--- Records from a data collection ---
— BEGIN —
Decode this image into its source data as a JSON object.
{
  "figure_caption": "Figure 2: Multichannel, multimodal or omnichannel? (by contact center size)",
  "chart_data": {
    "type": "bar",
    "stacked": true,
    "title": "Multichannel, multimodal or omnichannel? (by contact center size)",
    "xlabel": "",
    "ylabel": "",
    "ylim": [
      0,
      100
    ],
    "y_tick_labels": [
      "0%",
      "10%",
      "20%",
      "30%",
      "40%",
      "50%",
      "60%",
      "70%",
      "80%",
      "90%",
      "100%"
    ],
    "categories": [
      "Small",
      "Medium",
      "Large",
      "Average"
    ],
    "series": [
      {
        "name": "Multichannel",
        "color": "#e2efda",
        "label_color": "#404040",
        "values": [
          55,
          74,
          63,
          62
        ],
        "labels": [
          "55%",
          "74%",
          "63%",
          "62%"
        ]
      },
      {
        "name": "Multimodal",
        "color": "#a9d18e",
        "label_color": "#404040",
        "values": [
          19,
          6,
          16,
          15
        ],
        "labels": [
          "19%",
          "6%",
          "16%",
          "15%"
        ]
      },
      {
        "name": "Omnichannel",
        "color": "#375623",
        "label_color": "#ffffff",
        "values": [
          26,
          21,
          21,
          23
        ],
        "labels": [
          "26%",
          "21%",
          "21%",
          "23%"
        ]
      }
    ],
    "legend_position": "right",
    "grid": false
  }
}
— END —
--- The task ---
Within the listing above, copy each line that has the string "center".

--- Exercise solution ---
  "figure_caption": "Figure 2: Multichannel, multimodal or omnichannel? (by contact center size)",
    "title": "Multichannel, multimodal or omnichannel? (by contact center size)",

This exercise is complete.